### Data entries

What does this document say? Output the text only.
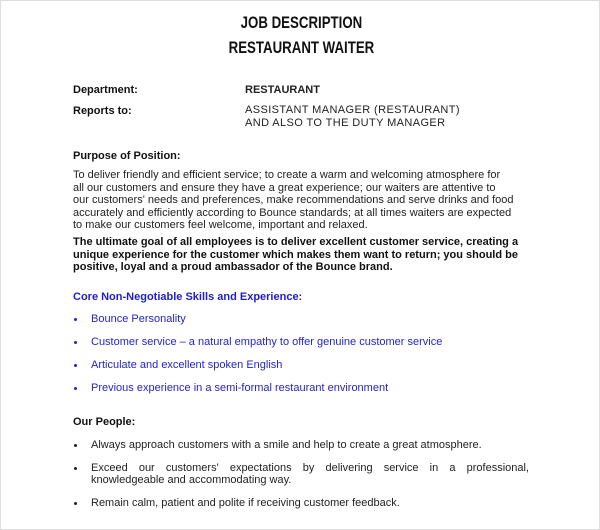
JOB DESCRIPTION
RESTAURANT WAITER
Department:	RESTAURANT
Reports to:	ASSISTANT MANAGER (RESTAURANT)
AND ALSO TO THE DUTY MANAGER
Purpose of Position:
To deliver friendly and efficient service; to create a warm and welcoming atmosphere for
all our customers and ensure they have a great experience; our waiters are attentive to
our customers' needs and preferences, make recommendations and serve drinks and food
accurately and efficiently according to Bounce standards; at all times waiters are expected
to make our customers feel welcome, important and relaxed.
The ultimate goal of all employees is to deliver excellent customer service, creating a
unique experience for the customer which makes them want to return; you should be
positive, loyal and a proud ambassador of the Bounce brand.
Core Non-Negotiable Skills and Experience:
Bounce Personality
Customer service – a natural empathy to offer genuine customer service
Articulate and excellent spoken English
Previous experience in a semi-formal restaurant environment
Our People:
Always approach customers with a smile and help to create a great atmosphere.
Exceed our customers' expectations by delivering service in a professional, knowledgeable and accommodating way.
Remain calm, patient and polite if receiving customer feedback.
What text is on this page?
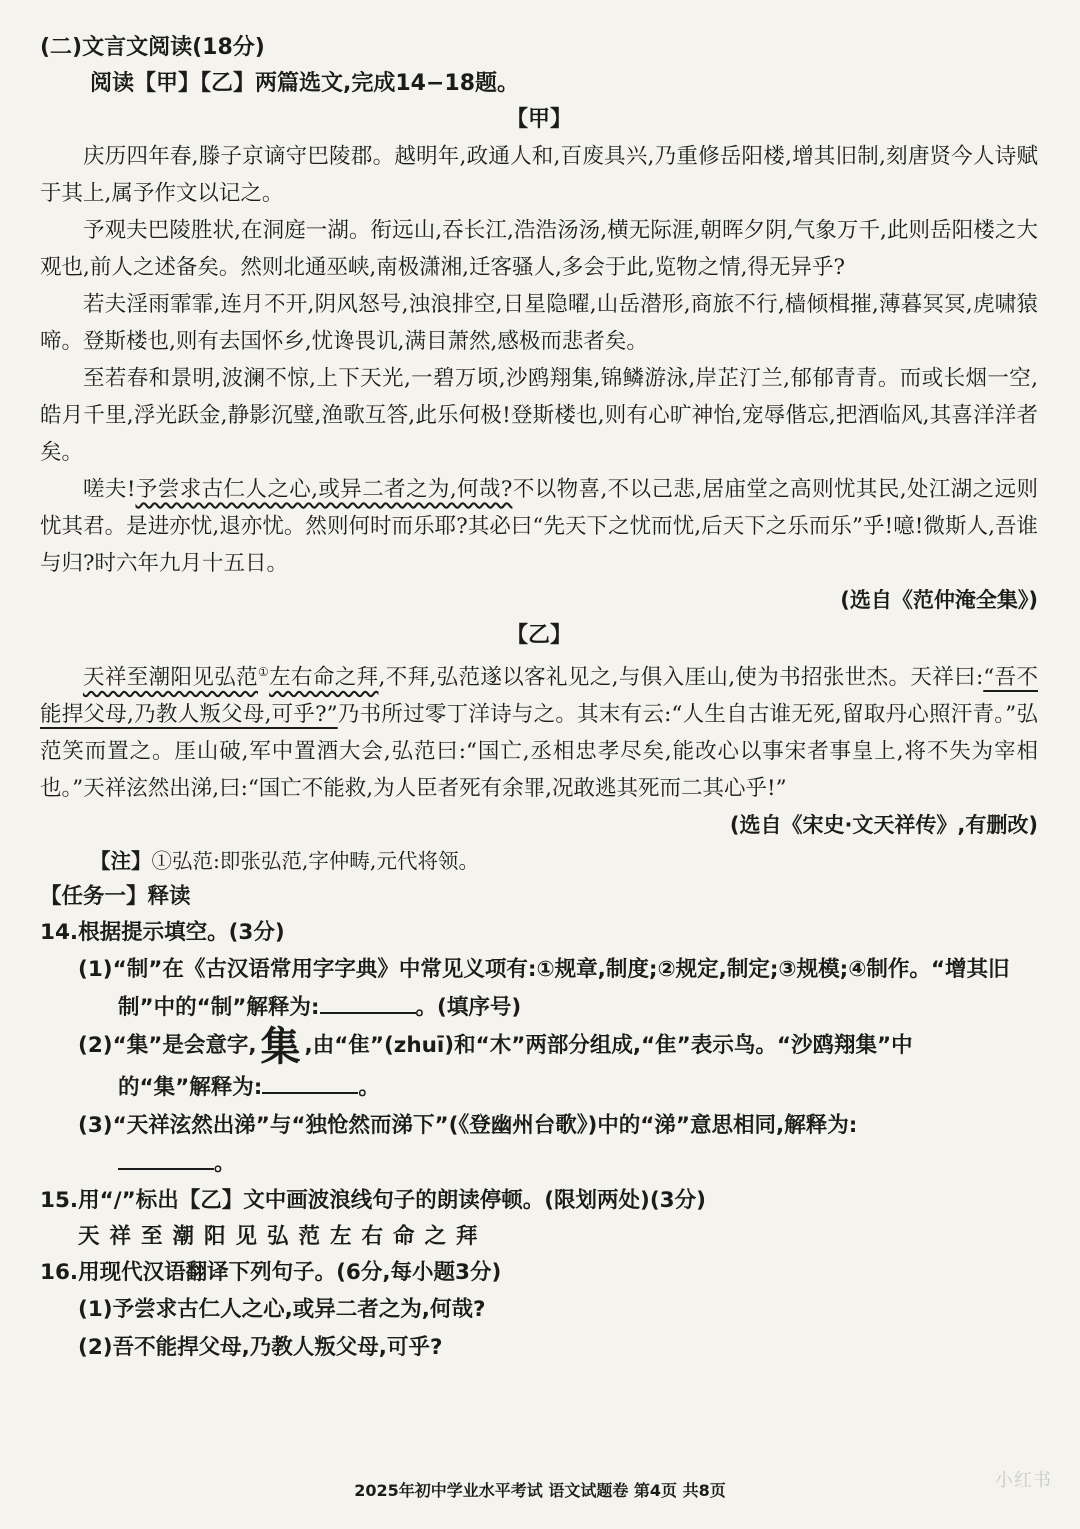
(二)文言文阅读(18分)
阅读【甲】【乙】两篇选文,完成14−18题。
【甲】

庆历四年春,滕子京谪守巴陵郡。越明年,政通人和,百废具兴,乃重修岳阳楼,增其旧制,刻唐贤今人诗赋于其上,属予作文以记之。

予观夫巴陵胜状,在洞庭一湖。衔远山,吞长江,浩浩汤汤,横无际涯,朝晖夕阴,气象万千,此则岳阳楼之大观也,前人之述备矣。然则北通巫峡,南极潇湘,迁客骚人,多会于此,览物之情,得无异乎?

若夫淫雨霏霏,连月不开,阴风怒号,浊浪排空,日星隐曜,山岳潜形,商旅不行,樯倾楫摧,薄暮冥冥,虎啸猿啼。登斯楼也,则有去国怀乡,忧谗畏讥,满目萧然,感极而悲者矣。

至若春和景明,波澜不惊,上下天光,一碧万顷,沙鸥翔集,锦鳞游泳,岸芷汀兰,郁郁青青。而或长烟一空,皓月千里,浮光跃金,静影沉璧,渔歌互答,此乐何极!登斯楼也,则有心旷神怡,宠辱偕忘,把酒临风,其喜洋洋者矣。

嗟夫!予尝求古仁人之心,或异二者之为,何哉?不以物喜,不以己悲,居庙堂之高则忧其民,处江湖之远则忧其君。是进亦忧,退亦忧。然则何时而乐耶?其必曰“先天下之忧而忧,后天下之乐而乐”乎!噫!微斯人,吾谁与归?时六年九月十五日。

(选自《范仲淹全集》)
【乙】

天祥至潮阳见弘范①左右命之拜,不拜,弘范遂以客礼见之,与俱入厓山,使为书招张世杰。天祥曰:“吾不能捍父母,乃教人叛父母,可乎?”乃书所过零丁洋诗与之。其末有云:“人生自古谁无死,留取丹心照汗青。”弘范笑而置之。厓山破,军中置酒大会,弘范曰:“国亡,丞相忠孝尽矣,能改心以事宋者事皇上,将不失为宰相也。”天祥泫然出涕,曰:“国亡不能救,为人臣者死有余罪,况敢逃其死而二其心乎!”

(选自《宋史·文天祥传》,有删改)
【注】①弘范:即张弘范,字仲畴,元代将领。
【任务一】释读
14.根据提示填空。(3分)
(1)“制”在《古汉语常用字字典》中常见义项有:①规章,制度;②规定,制定;③规模;④制作。“增其旧制”中的“制”解释为:	。(填序号)
(2)“集”是会意字, 集 ,由“隹”(zhuī)和“木”两部分组成,“隹”表示鸟。“沙鸥翔集”中
的“集”解释为:	。
(3)“天祥泫然出涕”与“独怆然而涕下”(《登幽州台歌》)中的“涕”意思相同,解释为:
。
15.用“/”标出【乙】文中画波浪线句子的朗读停顿。(限划两处)(3分)
天祥至潮阳见弘范左右命之拜
16.用现代汉语翻译下列句子。(6分,每小题3分)
(1)予尝求古仁人之心,或异二者之为,何哉?
(2)吾不能捍父母,乃教人叛父母,可乎?
2025年初中学业水平考试 语文试题卷 第4页 共8页	小红书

### Given exercise
Copy out the lines that hold "create".

### Answer to the exercise
To deliver friendly and efficient service; to create a warm and welcoming atmosphere for
Always approach customers with a smile and help to create a great atmosphere.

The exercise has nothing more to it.